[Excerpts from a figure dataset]
┏━━
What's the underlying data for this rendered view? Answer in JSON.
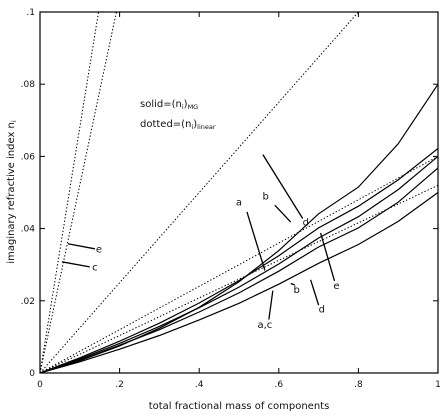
{
  "chart_data": {
    "type": "line",
    "title": "",
    "xlabel": "total fractional mass of components",
    "ylabel": "imaginary refractive index  n",
    "ylabel_subscript": "i",
    "xlim": [
      0,
      1
    ],
    "ylim": [
      0,
      0.1
    ],
    "x_ticks": [
      {
        "value": 0,
        "label": "0"
      },
      {
        "value": 0.2,
        "label": ".2"
      },
      {
        "value": 0.4,
        "label": ".4"
      },
      {
        "value": 0.6,
        "label": ".6"
      },
      {
        "value": 0.8,
        "label": ".8"
      },
      {
        "value": 1,
        "label": "1"
      }
    ],
    "y_ticks": [
      {
        "value": 0,
        "label": "0"
      },
      {
        "value": 0.02,
        "label": ".02"
      },
      {
        "value": 0.04,
        "label": ".04"
      },
      {
        "value": 0.06,
        "label": ".06"
      },
      {
        "value": 0.08,
        "label": ".08"
      },
      {
        "value": 0.1,
        "label": ".1"
      }
    ],
    "grid": false,
    "legend": {
      "solid_main": "solid=(n",
      "solid_sub_i": "i",
      "solid_close": ")",
      "solid_sub": "MG",
      "dotted_main": "dotted=(n",
      "dotted_sub_i": "i",
      "dotted_close": ")",
      "dotted_sub": "linear"
    },
    "series": [
      {
        "style": "dotted",
        "points": [
          [
            0,
            0
          ],
          [
            0.147,
            0.1
          ]
        ]
      },
      {
        "style": "dotted",
        "points": [
          [
            0,
            0
          ],
          [
            0.192,
            0.1
          ]
        ]
      },
      {
        "style": "dotted",
        "points": [
          [
            0,
            0
          ],
          [
            0.8,
            0.1
          ]
        ]
      },
      {
        "style": "dotted",
        "points": [
          [
            0,
            0
          ],
          [
            1,
            0.06
          ]
        ]
      },
      {
        "style": "dotted",
        "points": [
          [
            0,
            0
          ],
          [
            1,
            0.052
          ]
        ]
      },
      {
        "style": "solid",
        "points": [
          [
            0,
            0
          ],
          [
            0.1,
            0.0034
          ],
          [
            0.2,
            0.0075
          ],
          [
            0.3,
            0.0124
          ],
          [
            0.4,
            0.0182
          ],
          [
            0.5,
            0.0253
          ],
          [
            0.6,
            0.0339
          ],
          [
            0.7,
            0.0441
          ],
          [
            0.8,
            0.0515
          ],
          [
            0.9,
            0.0635
          ],
          [
            1,
            0.08
          ]
        ]
      },
      {
        "style": "solid",
        "points": [
          [
            0,
            0
          ],
          [
            0.1,
            0.0042
          ],
          [
            0.2,
            0.0088
          ],
          [
            0.3,
            0.0138
          ],
          [
            0.4,
            0.0194
          ],
          [
            0.5,
            0.0256
          ],
          [
            0.6,
            0.0325
          ],
          [
            0.7,
            0.0402
          ],
          [
            0.8,
            0.0462
          ],
          [
            0.9,
            0.0535
          ],
          [
            1,
            0.0622
          ]
        ]
      },
      {
        "style": "solid",
        "points": [
          [
            0,
            0
          ],
          [
            0.1,
            0.0039
          ],
          [
            0.2,
            0.0082
          ],
          [
            0.3,
            0.0129
          ],
          [
            0.4,
            0.0181
          ],
          [
            0.5,
            0.0238
          ],
          [
            0.6,
            0.0302
          ],
          [
            0.7,
            0.0374
          ],
          [
            0.8,
            0.0433
          ],
          [
            0.9,
            0.0508
          ],
          [
            1,
            0.06
          ]
        ]
      },
      {
        "style": "solid",
        "points": [
          [
            0,
            0
          ],
          [
            0.1,
            0.0036
          ],
          [
            0.2,
            0.0077
          ],
          [
            0.3,
            0.012
          ],
          [
            0.4,
            0.0169
          ],
          [
            0.5,
            0.0222
          ],
          [
            0.6,
            0.0282
          ],
          [
            0.7,
            0.0349
          ],
          [
            0.8,
            0.0402
          ],
          [
            0.9,
            0.0473
          ],
          [
            1,
            0.0568
          ]
        ]
      },
      {
        "style": "solid",
        "points": [
          [
            0,
            0
          ],
          [
            0.1,
            0.0031
          ],
          [
            0.2,
            0.0066
          ],
          [
            0.3,
            0.0104
          ],
          [
            0.4,
            0.0147
          ],
          [
            0.5,
            0.0193
          ],
          [
            0.6,
            0.0246
          ],
          [
            0.7,
            0.0304
          ],
          [
            0.8,
            0.0356
          ],
          [
            0.9,
            0.042
          ],
          [
            1,
            0.05
          ]
        ]
      }
    ],
    "annotations": [
      {
        "label": "e",
        "text_at": [
          0.148,
          0.0334
        ],
        "arrow_from": [
          0.138,
          0.0344
        ],
        "arrow_to": [
          0.07,
          0.0358
        ]
      },
      {
        "label": "c",
        "text_at": [
          0.138,
          0.0284
        ],
        "arrow_from": [
          0.125,
          0.0294
        ],
        "arrow_to": [
          0.055,
          0.0308
        ]
      },
      {
        "label": "d",
        "text_at": [
          0.668,
          0.0408
        ],
        "arrow_from": [
          0.66,
          0.0428
        ],
        "arrow_to": [
          0.56,
          0.0605
        ]
      },
      {
        "label": "a",
        "text_at": [
          0.5,
          0.0464
        ],
        "arrow_from": [
          0.52,
          0.0446
        ],
        "arrow_to": [
          0.565,
          0.0284
        ]
      },
      {
        "label": "b",
        "text_at": [
          0.567,
          0.048
        ],
        "arrow_from": [
          0.59,
          0.0465
        ],
        "arrow_to": [
          0.63,
          0.0418
        ]
      },
      {
        "label": "b",
        "text_at": [
          0.645,
          0.0222
        ],
        "arrow_from": [
          0.64,
          0.0244
        ],
        "arrow_to": [
          0.63,
          0.0248
        ]
      },
      {
        "label": "d",
        "text_at": [
          0.708,
          0.0168
        ],
        "arrow_from": [
          0.7,
          0.0188
        ],
        "arrow_to": [
          0.68,
          0.0258
        ]
      },
      {
        "label": "a,c",
        "text_at": [
          0.565,
          0.0125
        ],
        "arrow_from": [
          0.575,
          0.0148
        ],
        "arrow_to": [
          0.585,
          0.0228
        ]
      },
      {
        "label": "e",
        "text_at": [
          0.745,
          0.0233
        ],
        "arrow_from": [
          0.74,
          0.0255
        ],
        "arrow_to": [
          0.705,
          0.0388
        ]
      }
    ]
  }
}
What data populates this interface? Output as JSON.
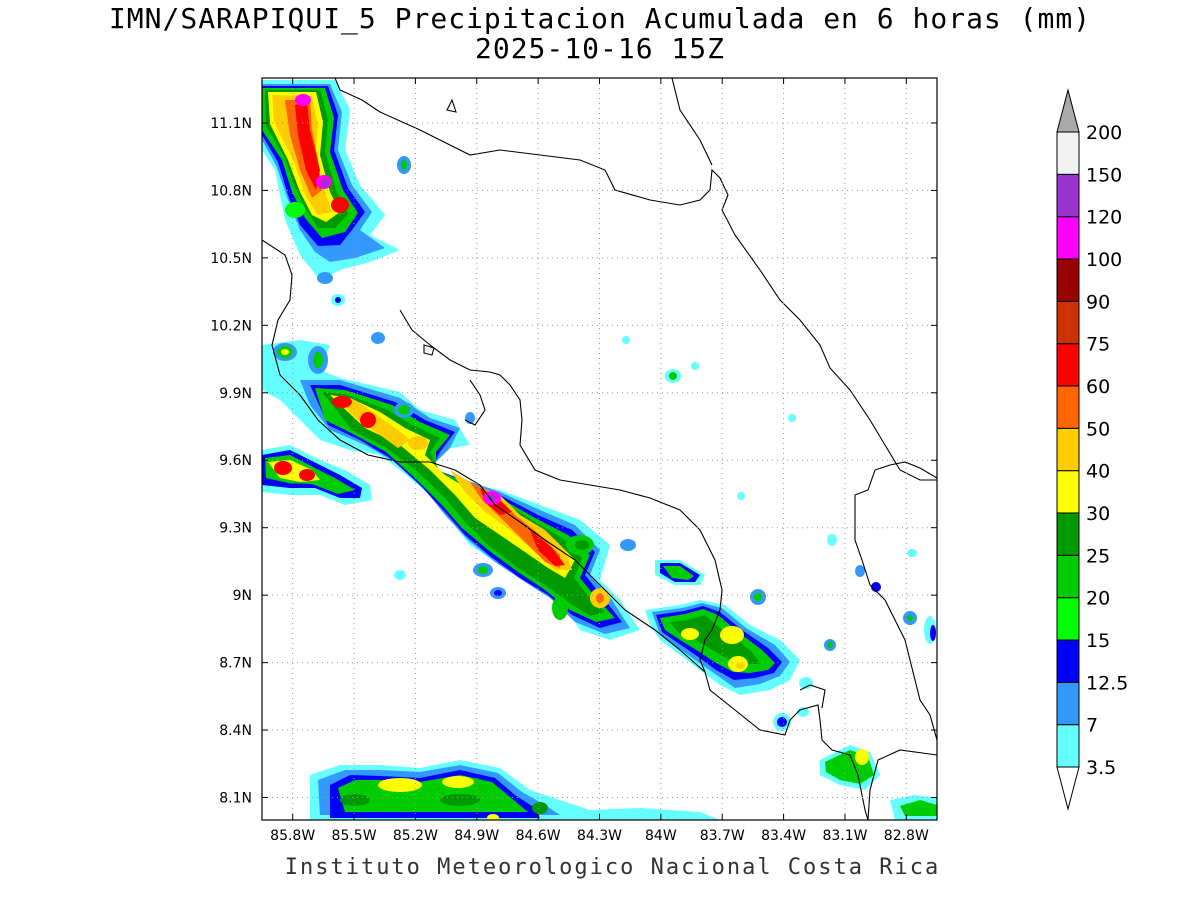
{
  "title": {
    "line1": "IMN/SARAPIQUI_5 Precipitacion Acumulada en 6 horas (mm)",
    "line2": "2025-10-16 15Z"
  },
  "footer": "Instituto Meteorologico Nacional Costa Rica",
  "map": {
    "lon_range": [
      -85.95,
      -82.65
    ],
    "lat_range": [
      8.0,
      11.3
    ],
    "lon_ticks": [
      {
        "value": -85.8,
        "label": "85.8W"
      },
      {
        "value": -85.5,
        "label": "85.5W"
      },
      {
        "value": -85.2,
        "label": "85.2W"
      },
      {
        "value": -84.9,
        "label": "84.9W"
      },
      {
        "value": -84.6,
        "label": "84.6W"
      },
      {
        "value": -84.3,
        "label": "84.3W"
      },
      {
        "value": -84.0,
        "label": "84W"
      },
      {
        "value": -83.7,
        "label": "83.7W"
      },
      {
        "value": -83.4,
        "label": "83.4W"
      },
      {
        "value": -83.1,
        "label": "83.1W"
      },
      {
        "value": -82.8,
        "label": "82.8W"
      }
    ],
    "lat_ticks": [
      {
        "value": 11.1,
        "label": "11.1N"
      },
      {
        "value": 10.8,
        "label": "10.8N"
      },
      {
        "value": 10.5,
        "label": "10.5N"
      },
      {
        "value": 10.2,
        "label": "10.2N"
      },
      {
        "value": 9.9,
        "label": "9.9N"
      },
      {
        "value": 9.6,
        "label": "9.6N"
      },
      {
        "value": 9.3,
        "label": "9.3N"
      },
      {
        "value": 9.0,
        "label": "9N"
      },
      {
        "value": 8.7,
        "label": "8.7N"
      },
      {
        "value": 8.4,
        "label": "8.4N"
      },
      {
        "value": 8.1,
        "label": "8.1N"
      }
    ]
  },
  "legend": {
    "levels": [
      {
        "label": "3.5",
        "color": "#66ffff"
      },
      {
        "label": "7",
        "color": "#3399ff"
      },
      {
        "label": "12.5",
        "color": "#0000ff"
      },
      {
        "label": "15",
        "color": "#00ff00"
      },
      {
        "label": "20",
        "color": "#00cc00"
      },
      {
        "label": "25",
        "color": "#009900"
      },
      {
        "label": "30",
        "color": "#ffff00"
      },
      {
        "label": "40",
        "color": "#ffcc00"
      },
      {
        "label": "50",
        "color": "#ff6600"
      },
      {
        "label": "60",
        "color": "#ff0000"
      },
      {
        "label": "75",
        "color": "#cc3300"
      },
      {
        "label": "90",
        "color": "#990000"
      },
      {
        "label": "100",
        "color": "#ff00ff"
      },
      {
        "label": "120",
        "color": "#9933cc"
      },
      {
        "label": "150",
        "color": "#f2f2f2"
      },
      {
        "label": "200",
        "color": null
      }
    ],
    "below_color": "#ffffff",
    "above_color": "#aaaaaa"
  }
}
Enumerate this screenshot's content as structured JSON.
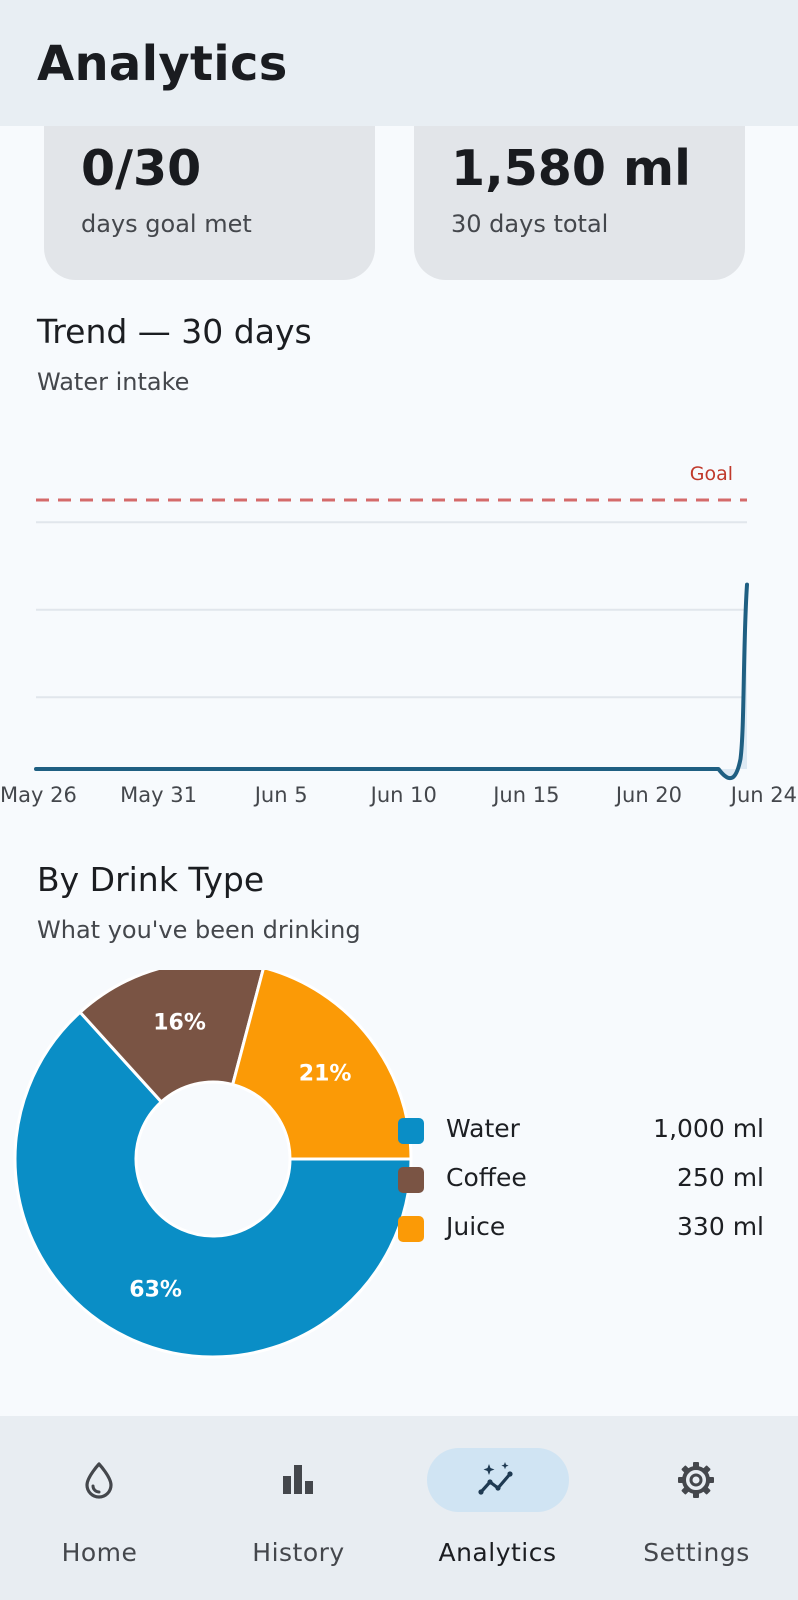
{
  "header": {
    "title": "Analytics"
  },
  "stats": [
    {
      "value": "0/30",
      "label": "days goal met"
    },
    {
      "value": "1,580 ml",
      "label": "30 days total"
    }
  ],
  "trend": {
    "title": "Trend — 30 days",
    "subtitle": "Water intake",
    "goal_label": "Goal",
    "x_ticks": [
      "May 26",
      "May 31",
      "Jun 5",
      "Jun 10",
      "Jun 15",
      "Jun 20",
      "Jun 24"
    ]
  },
  "drink_type": {
    "title": "By Drink Type",
    "subtitle": "What you've been drinking",
    "legend": [
      {
        "name": "Water",
        "value": "1,000 ml",
        "color": "#0a8ec6"
      },
      {
        "name": "Coffee",
        "value": "250 ml",
        "color": "#7a5444"
      },
      {
        "name": "Juice",
        "value": "330 ml",
        "color": "#fb9a06"
      }
    ]
  },
  "nav": [
    {
      "label": "Home",
      "icon": "water-drop-icon",
      "active": false
    },
    {
      "label": "History",
      "icon": "bar-chart-icon",
      "active": false
    },
    {
      "label": "Analytics",
      "icon": "analytics-sparkle-icon",
      "active": true
    },
    {
      "label": "Settings",
      "icon": "gear-icon",
      "active": false
    }
  ],
  "chart_data": [
    {
      "type": "line",
      "title": "Trend — 30 days",
      "subtitle": "Water intake",
      "x": [
        "May 26",
        "May 27",
        "May 28",
        "May 29",
        "May 30",
        "May 31",
        "Jun 1",
        "Jun 2",
        "Jun 3",
        "Jun 4",
        "Jun 5",
        "Jun 6",
        "Jun 7",
        "Jun 8",
        "Jun 9",
        "Jun 10",
        "Jun 11",
        "Jun 12",
        "Jun 13",
        "Jun 14",
        "Jun 15",
        "Jun 16",
        "Jun 17",
        "Jun 18",
        "Jun 19",
        "Jun 20",
        "Jun 21",
        "Jun 22",
        "Jun 23",
        "Jun 24"
      ],
      "series": [
        {
          "values": [
            0,
            0,
            0,
            0,
            0,
            0,
            0,
            0,
            0,
            0,
            0,
            0,
            0,
            0,
            0,
            0,
            0,
            0,
            0,
            0,
            0,
            0,
            0,
            0,
            0,
            0,
            0,
            0,
            0,
            1580
          ]
        }
      ],
      "annotations": [
        {
          "type": "goal-line",
          "label": "Goal",
          "value": 2100,
          "color": "#d9534f"
        }
      ],
      "ylim": [
        0,
        2100
      ],
      "grid": true,
      "x_ticks": [
        "May 26",
        "May 31",
        "Jun 5",
        "Jun 10",
        "Jun 15",
        "Jun 20",
        "Jun 24"
      ],
      "line_color": "#1f5f82"
    },
    {
      "type": "pie",
      "title": "By Drink Type",
      "subtitle": "What you've been drinking",
      "donut": true,
      "slices": [
        {
          "label": "Water",
          "value": 1000,
          "percent_label": "63%",
          "color": "#0a8ec6"
        },
        {
          "label": "Coffee",
          "value": 250,
          "percent_label": "16%",
          "color": "#7a5444"
        },
        {
          "label": "Juice",
          "value": 330,
          "percent_label": "21%",
          "color": "#fb9a06"
        }
      ],
      "legend_position": "right"
    }
  ]
}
┗━━
» Request:
In the listing above, find the lines holding the word "been" and copy them.

» Response:
    "subtitle": "What you've been drinking",
      "subtitle": "What you've been drinking",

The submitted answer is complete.